- [COMPITI DA SVOLGERE]
**1)** Nel testo sul World Development Report 2008, riscrivi il tratto da "Il World Development" fino a "povere della popolazione.", sostituendo "WDR" con "Rapporto".
**2)** Nel testo sul World Development Report 2008, con chi Alain de Janvry ha coordinato il team di ricercatori che ha redatto il rapporto?

***** DOCUMENTO DI PARTENZA *****

Il World Development Report 2008
Il 21 maggio scorso (2008), promosso dall’Associazione Rossi-Doria e dall’Università degli Studi Roma Tre, si è tenuto a Roma un incontro sul World Development Report 2008 (WDR) (The World Bank, 2007). In tale occasione, Alain de Janvry, che insieme a Derek Byerlee ha coordinato il team di ricercatori che ha redatto il rapporto, ne ha presentato diffusamente struttura, finalità e contenuti. Il WDR ha come titolo “Agriculture for Development” ed è interamente dedicato al tema del cruciale contributo che il settore agricolo fornisce allo sviluppo economico, in particolare nei suoi stadi iniziali e soprattutto a favore delle fasce più povere della popolazione.
Quasi in contemporanea alla pubblicazione del WDR, nel 2007, è stato anche pubblicato un rapporto dell’IFPRI (1) (Diao et al., 2007), uno dei più autorevoli centri di ricerca a livello mondiale su questi temi, dal titolo “The role of agriculture in development”. Sebbene il WDR abbia avuto certamente maggiore risonanza anche in virtù di una maggiore ampiezza della trattazione, è certamente interessante notare che questi due autorevoli rapporti, pur non citandosi reciprocamente, sembrano condividere analisi e conclusioni. Sinteticamente, e grossolanamente, si può sostenere che il fondamentale punto di condivisione è la constatazione che il contributo dell’agricoltura nei paesi in via di sviluppo (PVS), o a sviluppo tardivo o sottosviluppati, è stato troppo a lungo sottostimato e trascurato e ciò ha spesso portato a scelte di politica economica che si sono rivelate inefficaci, se non fallimentari.
Questa riacquisita consapevolezza delle centralità dell’agricoltura nello sviluppo può essere spiegata, in parte, con il mutamento di scenario osservato negli ultimi anni. L’emergere prepotente di una questione ambientale globale (il cambiamento climatico), la corsa al rialzo dei prezzi dei prodotti agricoli e il ritorno delle “guerre del pane”, la critica ai processi di internazionalizzazione o globalizzazione fino ad alcuni anni fa considerati comunque virtuosi e, in ogni caso, ineluttabili, il prepotente affacciarsi ad un rapido sviluppo industriale (e terziario) di paesi quali Cina ed India, che vantano oltre un terzo della popolazione mondiale (e quasi un miliardo e mezzo di popolazione agricola), sono tutti processi che hanno rivelato la loro criticità negli ultimi anni, e perfino mesi, e che a vario titolo hanno riportato l’agricoltura al centro.

***** MATERIALE PRESENTATO *****

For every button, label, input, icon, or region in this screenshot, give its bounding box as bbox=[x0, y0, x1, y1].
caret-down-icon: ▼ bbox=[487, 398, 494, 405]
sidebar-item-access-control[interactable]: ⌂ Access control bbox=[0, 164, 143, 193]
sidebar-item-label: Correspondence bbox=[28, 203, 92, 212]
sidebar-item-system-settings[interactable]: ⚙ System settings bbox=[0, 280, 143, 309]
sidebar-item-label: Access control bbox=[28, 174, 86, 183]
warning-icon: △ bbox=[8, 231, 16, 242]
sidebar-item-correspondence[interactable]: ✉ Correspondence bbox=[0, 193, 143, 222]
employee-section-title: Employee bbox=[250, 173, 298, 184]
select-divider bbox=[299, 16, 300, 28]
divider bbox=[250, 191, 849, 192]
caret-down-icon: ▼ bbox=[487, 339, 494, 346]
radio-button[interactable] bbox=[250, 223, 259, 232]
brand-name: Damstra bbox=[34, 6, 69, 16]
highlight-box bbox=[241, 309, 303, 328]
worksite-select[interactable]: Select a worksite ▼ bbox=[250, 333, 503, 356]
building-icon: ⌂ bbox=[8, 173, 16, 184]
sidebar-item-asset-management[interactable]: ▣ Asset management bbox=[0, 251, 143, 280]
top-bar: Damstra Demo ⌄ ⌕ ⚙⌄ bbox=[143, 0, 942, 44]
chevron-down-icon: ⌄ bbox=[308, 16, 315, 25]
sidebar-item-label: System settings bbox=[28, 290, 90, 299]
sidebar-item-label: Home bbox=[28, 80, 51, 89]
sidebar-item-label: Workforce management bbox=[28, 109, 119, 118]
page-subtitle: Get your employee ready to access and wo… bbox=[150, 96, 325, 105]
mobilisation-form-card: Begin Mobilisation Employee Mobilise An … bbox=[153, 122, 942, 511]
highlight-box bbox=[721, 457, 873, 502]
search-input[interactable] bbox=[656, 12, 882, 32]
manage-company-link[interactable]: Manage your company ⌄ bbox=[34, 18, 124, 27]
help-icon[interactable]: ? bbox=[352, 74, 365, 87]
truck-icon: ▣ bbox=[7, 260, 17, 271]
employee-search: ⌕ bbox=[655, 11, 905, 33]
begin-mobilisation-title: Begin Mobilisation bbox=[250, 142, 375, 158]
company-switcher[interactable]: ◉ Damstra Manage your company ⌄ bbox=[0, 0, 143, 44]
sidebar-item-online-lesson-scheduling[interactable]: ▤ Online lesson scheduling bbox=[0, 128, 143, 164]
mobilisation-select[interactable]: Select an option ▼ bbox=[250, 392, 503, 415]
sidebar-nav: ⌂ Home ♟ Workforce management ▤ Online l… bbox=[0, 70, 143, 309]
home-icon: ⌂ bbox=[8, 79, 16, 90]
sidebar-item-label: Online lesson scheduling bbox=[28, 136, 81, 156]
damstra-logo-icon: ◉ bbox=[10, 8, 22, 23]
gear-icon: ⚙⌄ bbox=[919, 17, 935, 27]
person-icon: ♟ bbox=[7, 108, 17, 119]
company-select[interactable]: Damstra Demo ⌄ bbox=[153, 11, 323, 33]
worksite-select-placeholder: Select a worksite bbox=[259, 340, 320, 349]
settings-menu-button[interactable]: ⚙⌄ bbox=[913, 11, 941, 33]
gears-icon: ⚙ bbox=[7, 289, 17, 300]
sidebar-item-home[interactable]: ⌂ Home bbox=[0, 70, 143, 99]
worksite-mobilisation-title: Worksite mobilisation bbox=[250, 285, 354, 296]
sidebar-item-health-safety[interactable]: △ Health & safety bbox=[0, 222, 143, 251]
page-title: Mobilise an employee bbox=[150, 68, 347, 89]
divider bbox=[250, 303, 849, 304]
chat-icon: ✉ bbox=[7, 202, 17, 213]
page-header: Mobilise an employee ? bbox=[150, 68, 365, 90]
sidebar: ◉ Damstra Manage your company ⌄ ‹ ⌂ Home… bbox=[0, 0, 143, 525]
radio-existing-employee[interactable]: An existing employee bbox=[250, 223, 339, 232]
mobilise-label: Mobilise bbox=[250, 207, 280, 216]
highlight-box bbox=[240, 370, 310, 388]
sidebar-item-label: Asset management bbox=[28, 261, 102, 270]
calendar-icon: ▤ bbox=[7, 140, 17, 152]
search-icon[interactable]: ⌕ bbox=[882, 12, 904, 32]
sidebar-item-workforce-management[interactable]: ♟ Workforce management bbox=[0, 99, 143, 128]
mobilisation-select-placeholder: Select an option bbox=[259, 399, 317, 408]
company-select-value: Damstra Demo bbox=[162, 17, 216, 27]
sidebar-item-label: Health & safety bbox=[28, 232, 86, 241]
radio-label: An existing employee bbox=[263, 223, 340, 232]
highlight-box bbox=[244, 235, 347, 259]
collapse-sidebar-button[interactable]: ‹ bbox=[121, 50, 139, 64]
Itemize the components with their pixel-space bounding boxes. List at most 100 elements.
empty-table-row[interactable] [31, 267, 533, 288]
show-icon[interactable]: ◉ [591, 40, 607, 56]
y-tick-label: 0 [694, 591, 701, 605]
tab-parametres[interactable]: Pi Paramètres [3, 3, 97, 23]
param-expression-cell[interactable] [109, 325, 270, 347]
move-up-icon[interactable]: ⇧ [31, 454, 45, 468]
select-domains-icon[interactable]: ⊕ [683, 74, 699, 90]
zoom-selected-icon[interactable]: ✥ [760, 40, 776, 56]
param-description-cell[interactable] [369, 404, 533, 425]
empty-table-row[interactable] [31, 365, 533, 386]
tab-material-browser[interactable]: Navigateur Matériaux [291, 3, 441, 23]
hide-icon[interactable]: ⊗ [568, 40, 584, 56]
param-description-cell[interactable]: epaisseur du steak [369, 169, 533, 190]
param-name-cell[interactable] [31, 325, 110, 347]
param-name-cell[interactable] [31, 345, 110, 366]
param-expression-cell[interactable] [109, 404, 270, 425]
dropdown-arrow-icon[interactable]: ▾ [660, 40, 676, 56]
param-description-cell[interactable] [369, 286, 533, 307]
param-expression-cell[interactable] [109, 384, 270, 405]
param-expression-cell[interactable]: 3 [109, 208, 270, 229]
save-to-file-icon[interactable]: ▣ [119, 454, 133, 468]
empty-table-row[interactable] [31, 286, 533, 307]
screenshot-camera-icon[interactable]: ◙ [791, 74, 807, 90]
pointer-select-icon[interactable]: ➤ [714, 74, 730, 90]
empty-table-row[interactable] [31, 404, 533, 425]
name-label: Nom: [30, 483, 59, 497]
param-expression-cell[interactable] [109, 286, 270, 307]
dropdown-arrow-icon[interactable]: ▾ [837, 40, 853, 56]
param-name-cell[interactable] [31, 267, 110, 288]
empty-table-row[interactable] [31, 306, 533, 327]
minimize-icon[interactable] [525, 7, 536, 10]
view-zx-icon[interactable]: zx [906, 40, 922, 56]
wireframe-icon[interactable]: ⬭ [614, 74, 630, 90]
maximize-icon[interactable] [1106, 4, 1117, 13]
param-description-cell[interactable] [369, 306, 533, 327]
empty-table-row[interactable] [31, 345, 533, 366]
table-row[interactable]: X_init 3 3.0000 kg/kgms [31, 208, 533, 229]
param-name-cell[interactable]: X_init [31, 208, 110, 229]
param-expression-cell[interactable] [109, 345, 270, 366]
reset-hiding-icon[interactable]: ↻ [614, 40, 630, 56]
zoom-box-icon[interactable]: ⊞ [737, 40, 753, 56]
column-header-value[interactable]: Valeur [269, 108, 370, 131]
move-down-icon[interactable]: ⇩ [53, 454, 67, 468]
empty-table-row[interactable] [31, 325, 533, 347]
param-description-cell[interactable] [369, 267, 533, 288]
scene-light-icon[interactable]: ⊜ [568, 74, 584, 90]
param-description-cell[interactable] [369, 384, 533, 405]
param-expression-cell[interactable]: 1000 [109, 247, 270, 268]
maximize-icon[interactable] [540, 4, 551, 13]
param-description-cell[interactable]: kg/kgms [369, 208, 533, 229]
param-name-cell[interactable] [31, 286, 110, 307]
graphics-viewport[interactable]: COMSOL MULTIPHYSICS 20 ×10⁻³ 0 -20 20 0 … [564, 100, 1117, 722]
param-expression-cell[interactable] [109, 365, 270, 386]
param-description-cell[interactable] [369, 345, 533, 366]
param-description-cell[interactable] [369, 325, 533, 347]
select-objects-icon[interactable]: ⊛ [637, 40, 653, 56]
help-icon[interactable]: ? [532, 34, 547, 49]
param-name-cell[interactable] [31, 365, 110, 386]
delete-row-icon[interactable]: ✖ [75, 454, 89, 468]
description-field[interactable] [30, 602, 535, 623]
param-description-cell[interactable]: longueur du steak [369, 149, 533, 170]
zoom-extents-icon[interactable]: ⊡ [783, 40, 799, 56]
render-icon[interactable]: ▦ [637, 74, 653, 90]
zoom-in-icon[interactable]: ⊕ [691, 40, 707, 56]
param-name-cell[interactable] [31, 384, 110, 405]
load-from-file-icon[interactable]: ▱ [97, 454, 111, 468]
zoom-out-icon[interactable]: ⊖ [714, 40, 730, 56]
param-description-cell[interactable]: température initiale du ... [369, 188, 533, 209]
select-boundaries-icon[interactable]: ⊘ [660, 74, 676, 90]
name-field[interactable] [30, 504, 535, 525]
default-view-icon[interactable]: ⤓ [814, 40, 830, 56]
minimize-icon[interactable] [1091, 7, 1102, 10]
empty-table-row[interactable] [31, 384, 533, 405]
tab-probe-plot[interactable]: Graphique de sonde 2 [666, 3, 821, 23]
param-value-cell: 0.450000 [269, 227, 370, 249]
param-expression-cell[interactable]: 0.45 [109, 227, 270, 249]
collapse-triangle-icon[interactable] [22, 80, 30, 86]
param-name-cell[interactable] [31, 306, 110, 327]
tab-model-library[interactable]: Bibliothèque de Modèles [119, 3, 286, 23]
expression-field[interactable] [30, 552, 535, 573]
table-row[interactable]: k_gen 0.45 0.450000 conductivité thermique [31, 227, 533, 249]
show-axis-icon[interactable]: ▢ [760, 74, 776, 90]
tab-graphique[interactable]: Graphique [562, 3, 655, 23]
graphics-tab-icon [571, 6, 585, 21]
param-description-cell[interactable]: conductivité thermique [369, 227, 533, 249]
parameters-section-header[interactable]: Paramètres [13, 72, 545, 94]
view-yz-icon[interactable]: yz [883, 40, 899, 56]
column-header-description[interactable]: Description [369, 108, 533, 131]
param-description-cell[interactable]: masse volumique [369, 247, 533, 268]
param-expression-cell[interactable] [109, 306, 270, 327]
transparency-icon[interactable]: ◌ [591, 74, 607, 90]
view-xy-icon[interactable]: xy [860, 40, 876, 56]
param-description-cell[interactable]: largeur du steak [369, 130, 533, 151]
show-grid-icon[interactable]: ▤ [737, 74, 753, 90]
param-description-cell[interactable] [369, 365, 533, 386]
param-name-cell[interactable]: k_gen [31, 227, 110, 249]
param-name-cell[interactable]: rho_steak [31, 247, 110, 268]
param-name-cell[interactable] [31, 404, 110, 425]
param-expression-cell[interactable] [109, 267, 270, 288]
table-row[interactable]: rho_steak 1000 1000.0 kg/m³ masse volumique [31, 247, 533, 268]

*****

- [RISPOSTE PER COMPITO]
**1)**
Il World Development Report 2008
Il 21 maggio scorso (2008), promosso dall’Associazione Rossi-Doria e dall’Università degli Studi Roma Tre, si è tenuto a Roma un incontro sul World Development Report 2008 (Rapporto) (The World Bank, 2007). In tale occasione, Alain de Janvry, che insieme a Derek Byerlee ha coordinato il team di ricercatori che ha redatto il rapporto, ne ha presentato diffusamente struttura, finalità e contenuti. Il Rapporto ha come titolo “Agriculture for Development” ed è interamente dedicato al tema del cruciale contributo che il settore agricolo fornisce allo sviluppo economico, in particolare nei suoi stadi iniziali e soprattutto a favore delle fasce più povere della popolazione.

**2)** Con Derek Byerlee.